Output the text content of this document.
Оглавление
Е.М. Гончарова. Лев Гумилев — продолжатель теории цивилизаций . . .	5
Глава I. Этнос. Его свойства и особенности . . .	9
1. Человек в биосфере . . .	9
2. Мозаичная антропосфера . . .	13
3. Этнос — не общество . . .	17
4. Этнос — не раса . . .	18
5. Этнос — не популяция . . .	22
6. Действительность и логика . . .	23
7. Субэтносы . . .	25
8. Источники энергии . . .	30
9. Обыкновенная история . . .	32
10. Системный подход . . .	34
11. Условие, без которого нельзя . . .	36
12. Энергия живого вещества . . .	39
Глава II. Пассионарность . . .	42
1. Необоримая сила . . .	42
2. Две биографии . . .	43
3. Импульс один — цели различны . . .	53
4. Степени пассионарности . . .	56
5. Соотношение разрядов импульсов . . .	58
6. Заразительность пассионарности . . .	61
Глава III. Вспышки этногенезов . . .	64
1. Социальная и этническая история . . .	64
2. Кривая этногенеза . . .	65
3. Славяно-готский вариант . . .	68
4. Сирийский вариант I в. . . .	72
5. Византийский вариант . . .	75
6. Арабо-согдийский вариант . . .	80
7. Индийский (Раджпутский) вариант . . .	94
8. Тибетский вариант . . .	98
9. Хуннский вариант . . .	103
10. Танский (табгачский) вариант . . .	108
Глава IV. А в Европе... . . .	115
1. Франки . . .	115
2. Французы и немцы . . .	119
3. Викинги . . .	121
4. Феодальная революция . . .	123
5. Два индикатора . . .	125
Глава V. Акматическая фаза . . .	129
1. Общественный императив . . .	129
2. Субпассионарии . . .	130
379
++++++++++++++++++++
=== What to produce ===
Provide solely the number of lines in the data that include the word "вариант".

=== Complete response ===
8